What is asked: Go through the records and extract every line with the word "Sprint".
#### Material supplied
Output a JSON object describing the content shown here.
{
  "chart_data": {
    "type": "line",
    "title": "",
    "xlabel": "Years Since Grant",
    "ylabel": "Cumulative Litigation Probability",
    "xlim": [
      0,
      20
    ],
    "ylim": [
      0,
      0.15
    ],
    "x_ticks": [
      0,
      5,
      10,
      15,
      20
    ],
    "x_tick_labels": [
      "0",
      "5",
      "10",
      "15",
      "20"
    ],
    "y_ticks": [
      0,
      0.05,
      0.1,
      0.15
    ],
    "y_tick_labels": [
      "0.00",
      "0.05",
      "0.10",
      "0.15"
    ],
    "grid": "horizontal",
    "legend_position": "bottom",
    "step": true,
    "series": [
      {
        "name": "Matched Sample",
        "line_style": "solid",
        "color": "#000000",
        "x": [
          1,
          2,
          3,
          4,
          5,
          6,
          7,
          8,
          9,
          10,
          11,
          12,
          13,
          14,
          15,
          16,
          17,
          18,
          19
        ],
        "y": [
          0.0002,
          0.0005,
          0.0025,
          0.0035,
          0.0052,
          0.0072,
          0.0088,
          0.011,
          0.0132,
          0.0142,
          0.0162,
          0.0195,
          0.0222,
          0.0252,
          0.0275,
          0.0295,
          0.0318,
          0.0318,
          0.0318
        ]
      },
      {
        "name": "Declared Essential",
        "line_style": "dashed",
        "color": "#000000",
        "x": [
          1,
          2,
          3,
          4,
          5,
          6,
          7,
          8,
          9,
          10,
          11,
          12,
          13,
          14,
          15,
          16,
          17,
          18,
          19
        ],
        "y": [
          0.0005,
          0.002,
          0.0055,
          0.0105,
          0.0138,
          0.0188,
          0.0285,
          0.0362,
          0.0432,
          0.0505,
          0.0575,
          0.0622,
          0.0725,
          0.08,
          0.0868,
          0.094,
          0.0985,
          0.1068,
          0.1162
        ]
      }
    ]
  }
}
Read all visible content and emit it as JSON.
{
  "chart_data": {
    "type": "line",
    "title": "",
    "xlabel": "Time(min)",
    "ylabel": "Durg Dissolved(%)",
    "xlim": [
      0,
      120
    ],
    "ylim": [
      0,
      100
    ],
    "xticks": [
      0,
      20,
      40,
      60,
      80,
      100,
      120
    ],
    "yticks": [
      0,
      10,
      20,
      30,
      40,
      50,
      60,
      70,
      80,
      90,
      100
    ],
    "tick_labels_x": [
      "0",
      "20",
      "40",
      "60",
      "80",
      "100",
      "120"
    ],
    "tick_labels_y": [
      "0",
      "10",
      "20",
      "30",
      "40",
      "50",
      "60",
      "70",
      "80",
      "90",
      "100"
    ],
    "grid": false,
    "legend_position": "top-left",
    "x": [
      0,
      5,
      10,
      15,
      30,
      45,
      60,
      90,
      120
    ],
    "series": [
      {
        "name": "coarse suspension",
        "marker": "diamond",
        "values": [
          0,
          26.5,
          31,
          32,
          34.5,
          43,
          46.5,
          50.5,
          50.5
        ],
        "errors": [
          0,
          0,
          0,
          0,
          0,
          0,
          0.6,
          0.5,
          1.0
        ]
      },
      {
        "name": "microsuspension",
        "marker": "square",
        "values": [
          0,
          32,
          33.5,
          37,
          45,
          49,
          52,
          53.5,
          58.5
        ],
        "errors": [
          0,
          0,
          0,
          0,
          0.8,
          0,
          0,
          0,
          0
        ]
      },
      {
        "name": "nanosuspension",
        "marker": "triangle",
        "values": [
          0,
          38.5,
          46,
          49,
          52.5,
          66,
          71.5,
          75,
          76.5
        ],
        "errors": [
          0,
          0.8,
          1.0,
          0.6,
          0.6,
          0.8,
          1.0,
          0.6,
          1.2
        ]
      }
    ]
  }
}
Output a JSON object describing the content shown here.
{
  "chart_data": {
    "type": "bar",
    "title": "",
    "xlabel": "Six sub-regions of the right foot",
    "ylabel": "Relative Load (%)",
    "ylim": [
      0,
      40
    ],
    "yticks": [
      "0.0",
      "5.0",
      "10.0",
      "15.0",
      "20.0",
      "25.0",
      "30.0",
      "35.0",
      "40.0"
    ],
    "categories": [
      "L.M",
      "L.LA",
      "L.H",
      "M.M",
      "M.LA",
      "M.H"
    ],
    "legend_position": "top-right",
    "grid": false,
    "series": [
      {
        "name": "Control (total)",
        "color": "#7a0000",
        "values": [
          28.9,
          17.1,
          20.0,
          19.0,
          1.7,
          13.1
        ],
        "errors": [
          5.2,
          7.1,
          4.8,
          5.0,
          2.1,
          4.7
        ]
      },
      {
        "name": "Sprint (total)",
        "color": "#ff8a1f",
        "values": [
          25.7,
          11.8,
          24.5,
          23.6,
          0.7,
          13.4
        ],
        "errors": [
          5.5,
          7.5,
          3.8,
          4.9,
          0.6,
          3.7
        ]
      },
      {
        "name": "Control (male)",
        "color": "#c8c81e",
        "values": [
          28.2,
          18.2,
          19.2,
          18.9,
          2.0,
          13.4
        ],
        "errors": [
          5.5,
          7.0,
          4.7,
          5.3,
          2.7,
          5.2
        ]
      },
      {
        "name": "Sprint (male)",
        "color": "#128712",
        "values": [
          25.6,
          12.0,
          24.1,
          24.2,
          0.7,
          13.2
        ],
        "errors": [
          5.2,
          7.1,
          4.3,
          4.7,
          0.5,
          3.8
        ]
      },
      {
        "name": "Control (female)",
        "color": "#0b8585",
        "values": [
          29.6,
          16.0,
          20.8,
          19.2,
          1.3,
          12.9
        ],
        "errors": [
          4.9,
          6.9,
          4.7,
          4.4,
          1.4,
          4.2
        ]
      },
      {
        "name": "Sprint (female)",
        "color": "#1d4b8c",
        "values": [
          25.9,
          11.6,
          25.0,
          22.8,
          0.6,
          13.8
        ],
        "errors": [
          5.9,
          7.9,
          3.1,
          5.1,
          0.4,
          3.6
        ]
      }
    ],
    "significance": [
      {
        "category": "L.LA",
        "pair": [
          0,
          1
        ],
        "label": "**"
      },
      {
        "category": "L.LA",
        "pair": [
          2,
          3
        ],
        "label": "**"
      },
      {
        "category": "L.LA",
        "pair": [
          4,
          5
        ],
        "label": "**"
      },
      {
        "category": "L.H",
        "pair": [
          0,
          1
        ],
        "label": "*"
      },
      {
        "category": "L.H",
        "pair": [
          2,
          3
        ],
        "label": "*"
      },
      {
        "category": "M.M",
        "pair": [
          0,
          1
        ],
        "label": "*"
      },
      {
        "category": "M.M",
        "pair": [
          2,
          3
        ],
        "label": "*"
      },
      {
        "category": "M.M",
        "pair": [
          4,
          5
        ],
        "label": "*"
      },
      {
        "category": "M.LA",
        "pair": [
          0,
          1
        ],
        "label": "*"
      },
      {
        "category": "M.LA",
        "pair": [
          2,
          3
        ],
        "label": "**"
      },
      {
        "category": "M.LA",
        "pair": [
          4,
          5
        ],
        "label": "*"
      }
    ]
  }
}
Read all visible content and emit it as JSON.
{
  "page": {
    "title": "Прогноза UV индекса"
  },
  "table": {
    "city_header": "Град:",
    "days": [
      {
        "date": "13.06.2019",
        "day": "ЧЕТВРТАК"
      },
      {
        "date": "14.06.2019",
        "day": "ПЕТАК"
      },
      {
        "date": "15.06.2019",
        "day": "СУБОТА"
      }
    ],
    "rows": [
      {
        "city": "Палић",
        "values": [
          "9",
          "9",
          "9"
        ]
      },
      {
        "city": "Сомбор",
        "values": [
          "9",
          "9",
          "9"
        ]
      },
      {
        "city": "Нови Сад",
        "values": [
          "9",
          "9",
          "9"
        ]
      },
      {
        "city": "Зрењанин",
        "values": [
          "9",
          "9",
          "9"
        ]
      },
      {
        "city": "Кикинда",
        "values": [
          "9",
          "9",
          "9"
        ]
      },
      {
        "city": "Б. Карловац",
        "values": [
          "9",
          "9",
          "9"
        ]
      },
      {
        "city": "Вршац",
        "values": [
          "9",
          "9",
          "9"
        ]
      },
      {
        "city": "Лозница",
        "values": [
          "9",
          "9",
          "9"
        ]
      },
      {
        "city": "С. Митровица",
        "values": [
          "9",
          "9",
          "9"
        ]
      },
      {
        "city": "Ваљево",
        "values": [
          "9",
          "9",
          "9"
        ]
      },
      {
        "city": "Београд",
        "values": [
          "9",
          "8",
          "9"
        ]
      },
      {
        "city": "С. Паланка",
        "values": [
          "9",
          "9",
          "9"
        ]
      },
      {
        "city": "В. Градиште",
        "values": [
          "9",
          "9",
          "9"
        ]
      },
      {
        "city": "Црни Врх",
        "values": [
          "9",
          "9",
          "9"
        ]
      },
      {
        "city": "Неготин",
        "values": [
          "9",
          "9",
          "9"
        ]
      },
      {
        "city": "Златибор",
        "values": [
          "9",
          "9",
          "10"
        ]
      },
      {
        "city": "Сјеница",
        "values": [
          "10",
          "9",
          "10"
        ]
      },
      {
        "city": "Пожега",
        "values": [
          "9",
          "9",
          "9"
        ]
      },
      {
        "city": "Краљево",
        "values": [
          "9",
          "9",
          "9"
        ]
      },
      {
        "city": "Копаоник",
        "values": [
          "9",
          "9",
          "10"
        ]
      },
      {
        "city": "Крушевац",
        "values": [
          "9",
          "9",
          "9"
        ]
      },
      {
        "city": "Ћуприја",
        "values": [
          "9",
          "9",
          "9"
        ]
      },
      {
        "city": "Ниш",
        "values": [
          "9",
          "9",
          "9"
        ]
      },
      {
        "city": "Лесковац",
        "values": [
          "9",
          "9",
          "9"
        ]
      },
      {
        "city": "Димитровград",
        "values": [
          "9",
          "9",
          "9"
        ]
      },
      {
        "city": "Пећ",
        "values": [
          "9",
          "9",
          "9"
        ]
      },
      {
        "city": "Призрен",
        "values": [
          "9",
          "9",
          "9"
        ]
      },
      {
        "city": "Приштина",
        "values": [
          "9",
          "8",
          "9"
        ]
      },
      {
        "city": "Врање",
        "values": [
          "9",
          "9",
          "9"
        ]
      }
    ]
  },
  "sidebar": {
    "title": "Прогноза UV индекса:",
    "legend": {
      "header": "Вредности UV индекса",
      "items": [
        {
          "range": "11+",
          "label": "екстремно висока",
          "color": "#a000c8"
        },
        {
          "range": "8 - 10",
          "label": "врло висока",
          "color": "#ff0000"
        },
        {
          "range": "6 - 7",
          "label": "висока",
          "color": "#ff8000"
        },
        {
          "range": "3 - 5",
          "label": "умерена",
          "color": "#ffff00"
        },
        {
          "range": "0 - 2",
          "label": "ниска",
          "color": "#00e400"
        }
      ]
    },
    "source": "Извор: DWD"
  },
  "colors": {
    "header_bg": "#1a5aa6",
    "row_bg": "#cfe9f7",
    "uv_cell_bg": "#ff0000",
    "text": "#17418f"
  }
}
########
Task solution:
        "name": "Sprint (total)",
        "name": "Sprint (male)",
        "name": "Sprint (female)",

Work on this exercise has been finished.